◆ **Written task**: Select and reproduce each line of the listing below that bears the string "plate".

###

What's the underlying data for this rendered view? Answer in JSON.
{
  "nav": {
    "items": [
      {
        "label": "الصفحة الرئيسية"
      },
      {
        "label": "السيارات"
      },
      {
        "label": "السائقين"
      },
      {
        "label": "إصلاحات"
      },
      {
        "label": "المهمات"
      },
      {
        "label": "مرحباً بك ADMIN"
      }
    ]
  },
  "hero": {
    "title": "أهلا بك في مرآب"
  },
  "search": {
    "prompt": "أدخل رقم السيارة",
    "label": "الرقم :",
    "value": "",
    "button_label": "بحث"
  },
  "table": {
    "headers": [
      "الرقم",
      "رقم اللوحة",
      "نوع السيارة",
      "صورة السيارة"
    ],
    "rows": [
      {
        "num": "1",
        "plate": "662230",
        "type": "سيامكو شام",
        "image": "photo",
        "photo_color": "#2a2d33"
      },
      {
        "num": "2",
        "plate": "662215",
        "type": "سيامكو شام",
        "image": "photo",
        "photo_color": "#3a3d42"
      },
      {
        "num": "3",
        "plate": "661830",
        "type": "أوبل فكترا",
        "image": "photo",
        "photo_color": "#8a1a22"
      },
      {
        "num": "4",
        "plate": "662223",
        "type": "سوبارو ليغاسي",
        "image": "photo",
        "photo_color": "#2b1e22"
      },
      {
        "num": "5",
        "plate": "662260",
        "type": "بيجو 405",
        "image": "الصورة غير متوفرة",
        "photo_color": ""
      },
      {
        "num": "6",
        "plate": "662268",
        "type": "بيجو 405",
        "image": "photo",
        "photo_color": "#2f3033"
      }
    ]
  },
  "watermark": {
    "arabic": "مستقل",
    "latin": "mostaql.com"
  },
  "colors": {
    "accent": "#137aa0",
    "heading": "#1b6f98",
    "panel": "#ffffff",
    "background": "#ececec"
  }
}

###

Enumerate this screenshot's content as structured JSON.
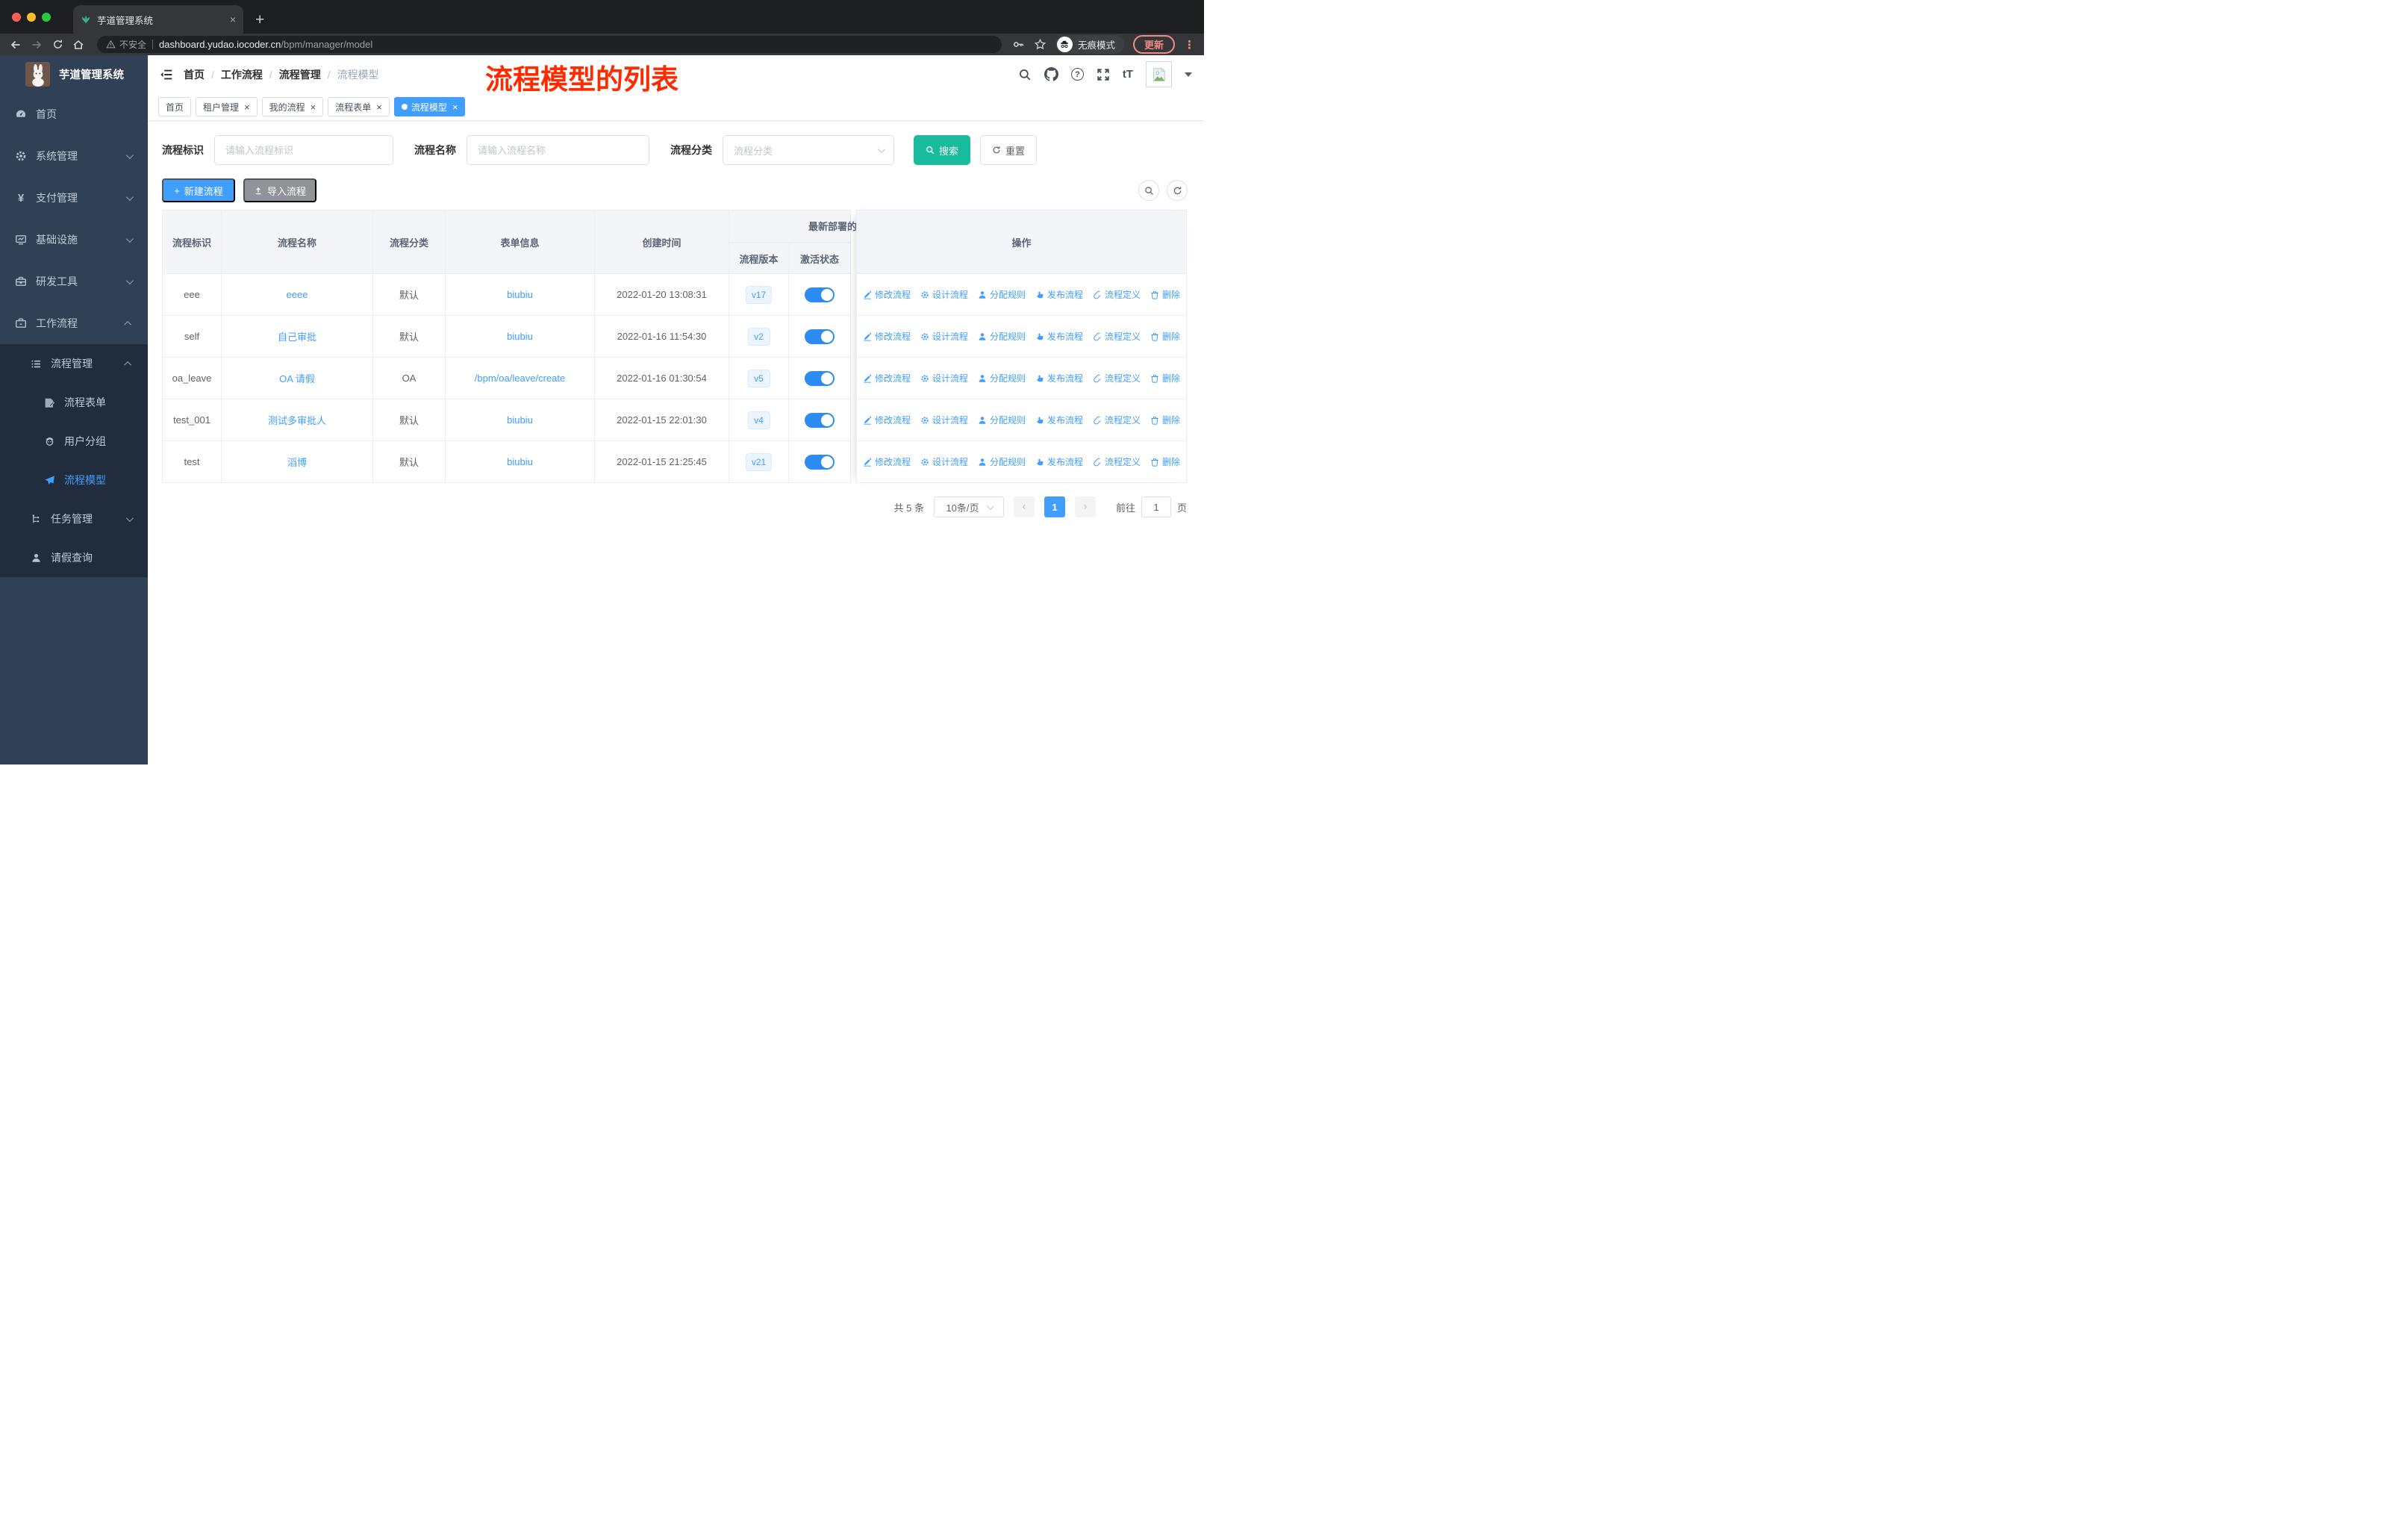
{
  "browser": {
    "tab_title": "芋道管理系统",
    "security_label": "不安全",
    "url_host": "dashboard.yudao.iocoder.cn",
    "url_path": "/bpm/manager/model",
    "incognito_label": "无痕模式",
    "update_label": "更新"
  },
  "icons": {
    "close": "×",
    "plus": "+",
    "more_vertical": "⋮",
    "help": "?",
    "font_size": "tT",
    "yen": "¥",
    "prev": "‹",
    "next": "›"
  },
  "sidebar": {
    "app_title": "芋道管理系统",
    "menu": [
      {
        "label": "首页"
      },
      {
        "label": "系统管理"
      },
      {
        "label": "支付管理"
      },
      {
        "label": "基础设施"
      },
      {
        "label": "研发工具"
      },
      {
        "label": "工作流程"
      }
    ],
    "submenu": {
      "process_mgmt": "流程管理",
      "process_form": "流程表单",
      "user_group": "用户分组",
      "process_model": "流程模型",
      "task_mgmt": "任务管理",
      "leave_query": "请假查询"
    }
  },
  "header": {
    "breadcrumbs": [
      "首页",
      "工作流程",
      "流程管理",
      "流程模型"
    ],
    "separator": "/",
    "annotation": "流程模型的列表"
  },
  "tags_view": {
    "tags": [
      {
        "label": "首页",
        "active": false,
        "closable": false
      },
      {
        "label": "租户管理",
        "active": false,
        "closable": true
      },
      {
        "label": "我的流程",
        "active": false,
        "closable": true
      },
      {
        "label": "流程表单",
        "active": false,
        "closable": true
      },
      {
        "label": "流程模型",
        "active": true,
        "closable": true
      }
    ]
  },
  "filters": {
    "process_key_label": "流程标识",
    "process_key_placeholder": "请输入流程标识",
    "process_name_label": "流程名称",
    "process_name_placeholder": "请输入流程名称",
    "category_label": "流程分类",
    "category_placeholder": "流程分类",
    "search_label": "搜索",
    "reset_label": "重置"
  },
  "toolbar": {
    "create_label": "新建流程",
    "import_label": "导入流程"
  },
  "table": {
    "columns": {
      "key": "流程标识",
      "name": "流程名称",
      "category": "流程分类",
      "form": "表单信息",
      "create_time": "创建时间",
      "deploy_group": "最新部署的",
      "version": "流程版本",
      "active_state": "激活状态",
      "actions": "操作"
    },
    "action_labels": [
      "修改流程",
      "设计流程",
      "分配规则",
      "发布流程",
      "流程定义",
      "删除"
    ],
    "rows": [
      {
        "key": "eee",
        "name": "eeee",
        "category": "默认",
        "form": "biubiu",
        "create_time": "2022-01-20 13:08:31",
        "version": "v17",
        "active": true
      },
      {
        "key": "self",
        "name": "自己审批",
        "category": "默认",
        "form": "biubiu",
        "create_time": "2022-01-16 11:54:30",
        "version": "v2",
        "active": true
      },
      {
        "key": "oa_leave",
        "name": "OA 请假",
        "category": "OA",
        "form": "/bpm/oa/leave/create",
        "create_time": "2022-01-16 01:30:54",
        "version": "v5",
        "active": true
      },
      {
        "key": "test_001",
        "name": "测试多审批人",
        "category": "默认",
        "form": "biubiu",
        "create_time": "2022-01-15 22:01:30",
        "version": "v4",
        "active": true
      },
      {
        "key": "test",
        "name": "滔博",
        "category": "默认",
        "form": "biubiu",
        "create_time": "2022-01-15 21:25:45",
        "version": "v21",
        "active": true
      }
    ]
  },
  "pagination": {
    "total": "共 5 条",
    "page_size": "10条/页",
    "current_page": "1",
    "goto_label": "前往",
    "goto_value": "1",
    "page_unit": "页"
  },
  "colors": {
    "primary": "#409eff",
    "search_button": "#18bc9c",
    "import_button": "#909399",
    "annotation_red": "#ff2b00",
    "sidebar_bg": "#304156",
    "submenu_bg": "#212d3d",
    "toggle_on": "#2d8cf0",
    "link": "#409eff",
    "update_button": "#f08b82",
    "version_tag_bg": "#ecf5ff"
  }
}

###

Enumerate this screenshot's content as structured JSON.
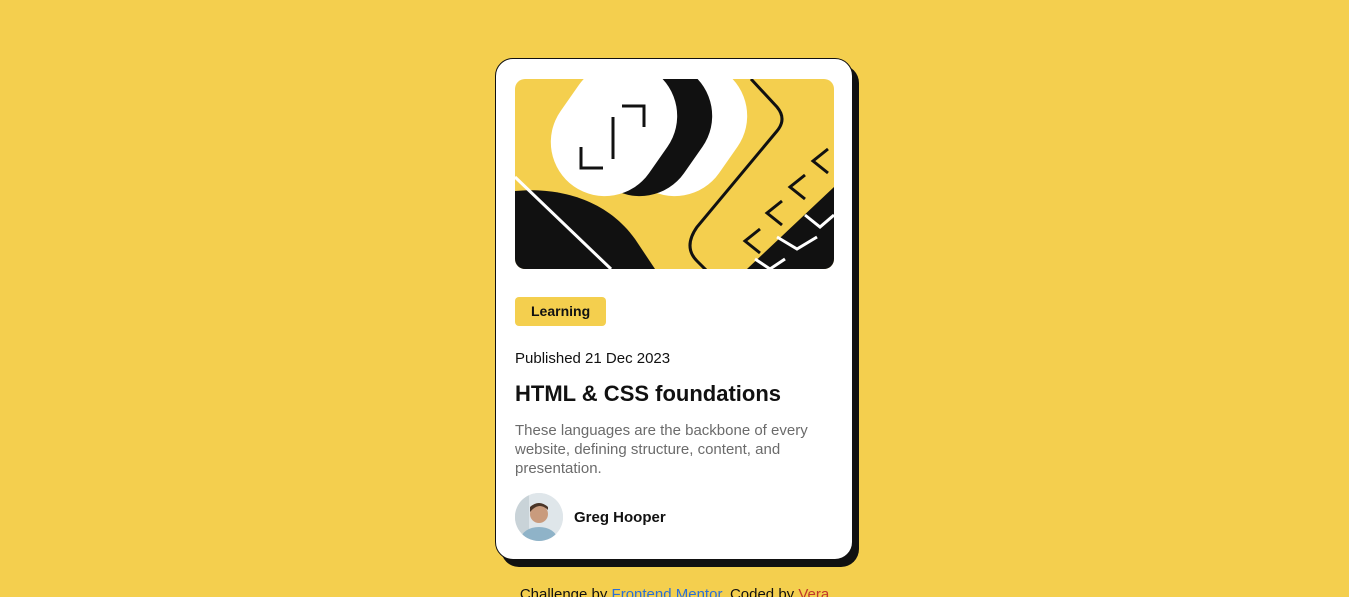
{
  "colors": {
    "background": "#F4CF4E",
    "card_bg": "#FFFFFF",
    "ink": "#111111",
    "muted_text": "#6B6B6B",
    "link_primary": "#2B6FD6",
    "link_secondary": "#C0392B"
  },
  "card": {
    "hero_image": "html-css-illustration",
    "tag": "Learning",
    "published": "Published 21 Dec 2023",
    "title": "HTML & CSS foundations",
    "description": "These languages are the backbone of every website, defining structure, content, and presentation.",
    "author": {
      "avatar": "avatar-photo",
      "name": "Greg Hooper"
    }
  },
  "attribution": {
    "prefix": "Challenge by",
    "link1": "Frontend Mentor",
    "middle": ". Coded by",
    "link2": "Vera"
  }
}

###

◆ **Solution for this problem**:
        "plate": "662230",
        "plate": "662215",
        "plate": "661830",
        "plate": "662223",
        "plate": "662260",
        "plate": "662268",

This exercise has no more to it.